_OBJECTIVE_: Where a line of the listing below includes the word "name", reproduce that line.

==============================

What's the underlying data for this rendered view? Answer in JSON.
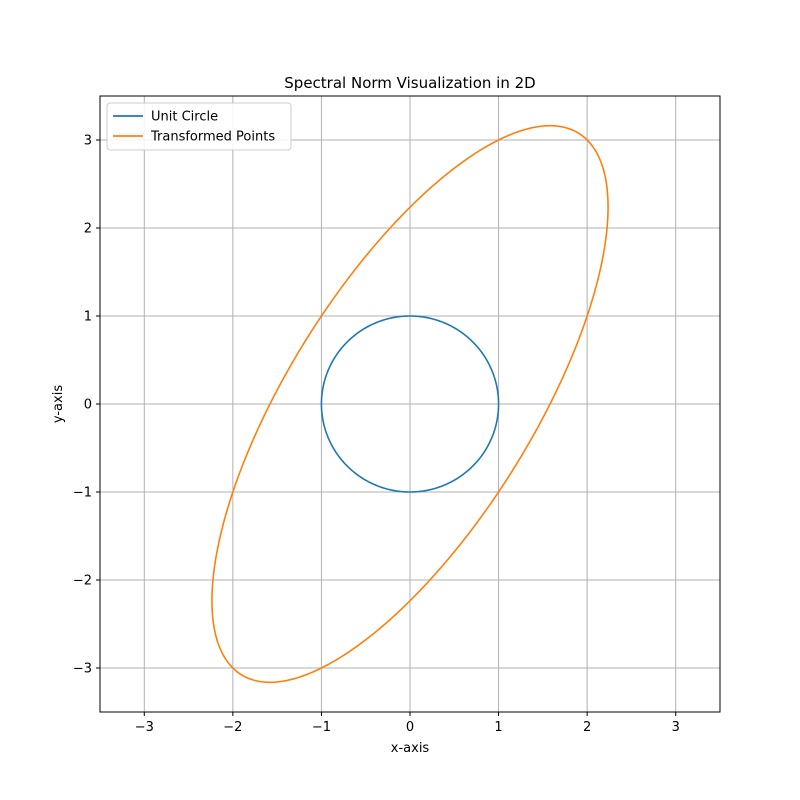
{
  "chart_data": {
    "type": "line",
    "title": "Spectral Norm Visualization in 2D",
    "xlabel": "x-axis",
    "ylabel": "y-axis",
    "xlim": [
      -3.5,
      3.5
    ],
    "ylim": [
      -3.5,
      3.5
    ],
    "xticks": [
      -3,
      -2,
      -1,
      0,
      1,
      2,
      3
    ],
    "yticks": [
      -3,
      -2,
      -1,
      0,
      1,
      2,
      3
    ],
    "xtick_labels": [
      "−3",
      "−2",
      "−1",
      "0",
      "1",
      "2",
      "3"
    ],
    "ytick_labels": [
      "−3",
      "−2",
      "−1",
      "0",
      "1",
      "2",
      "3"
    ],
    "grid": true,
    "legend_position": "top-left",
    "series": [
      {
        "name": "Unit Circle",
        "color": "#1f77b4",
        "shape": "parametric",
        "matrix": [
          [
            1,
            0
          ],
          [
            0,
            1
          ]
        ]
      },
      {
        "name": "Transformed Points",
        "color": "#ff7f0e",
        "shape": "parametric",
        "matrix": [
          [
            2,
            1
          ],
          [
            1,
            3
          ]
        ]
      }
    ]
  }
}
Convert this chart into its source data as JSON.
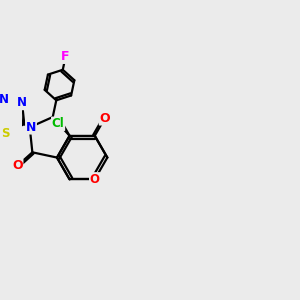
{
  "bg_color": "#ebebeb",
  "bond_color": "#000000",
  "bond_width": 1.6,
  "atom_colors": {
    "O": "#ff0000",
    "N": "#0000ff",
    "S": "#cccc00",
    "Cl": "#00bb00",
    "F": "#ff00ff",
    "C": "#000000"
  },
  "bg_hex": "#ebebeb"
}
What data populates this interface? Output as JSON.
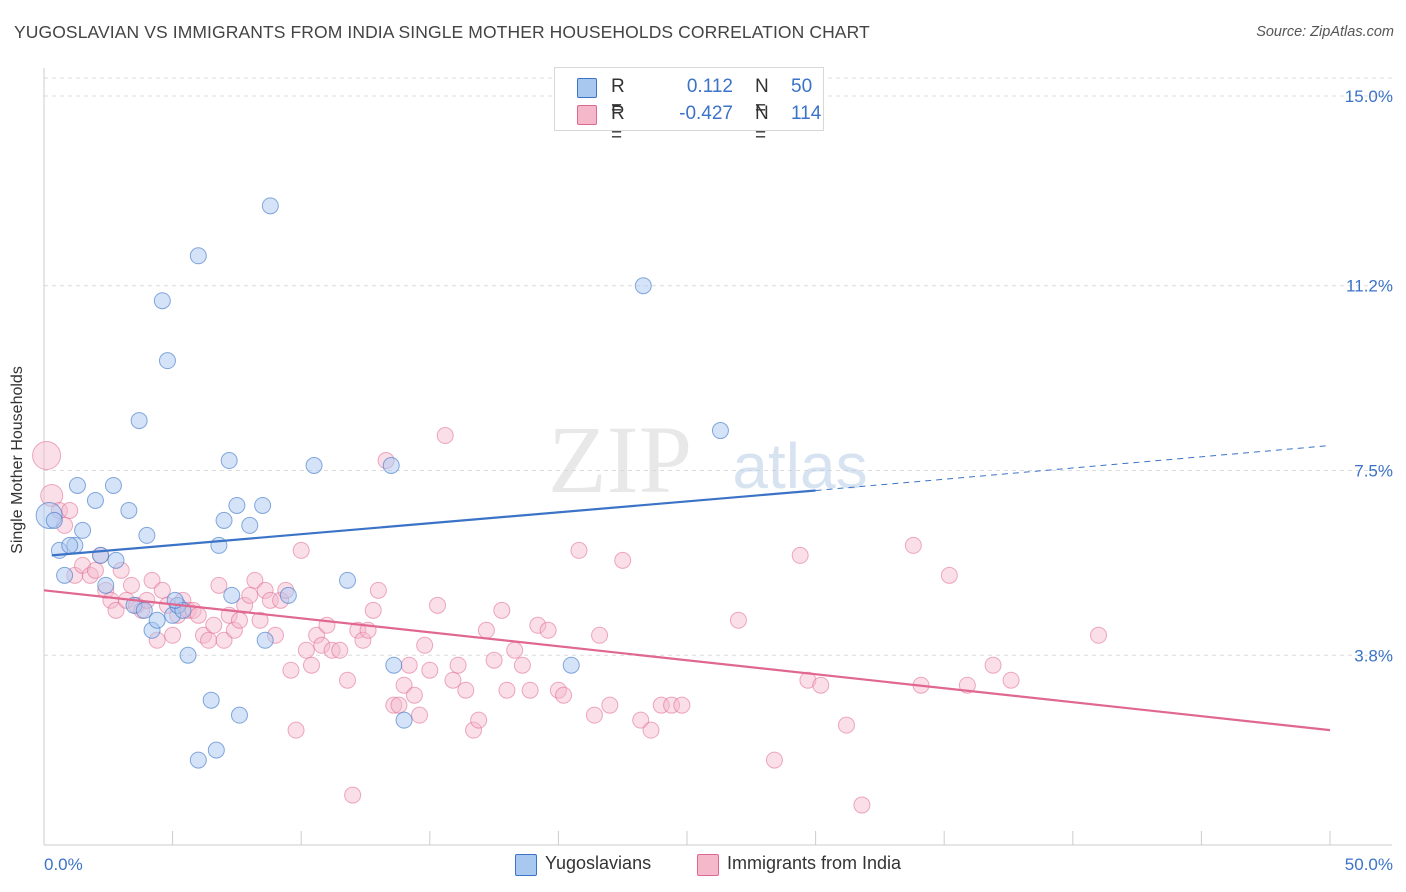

==============================

_COMPLETE ANSWER_:
        "name": "Unit Circle",
        "name": "Transformed Points",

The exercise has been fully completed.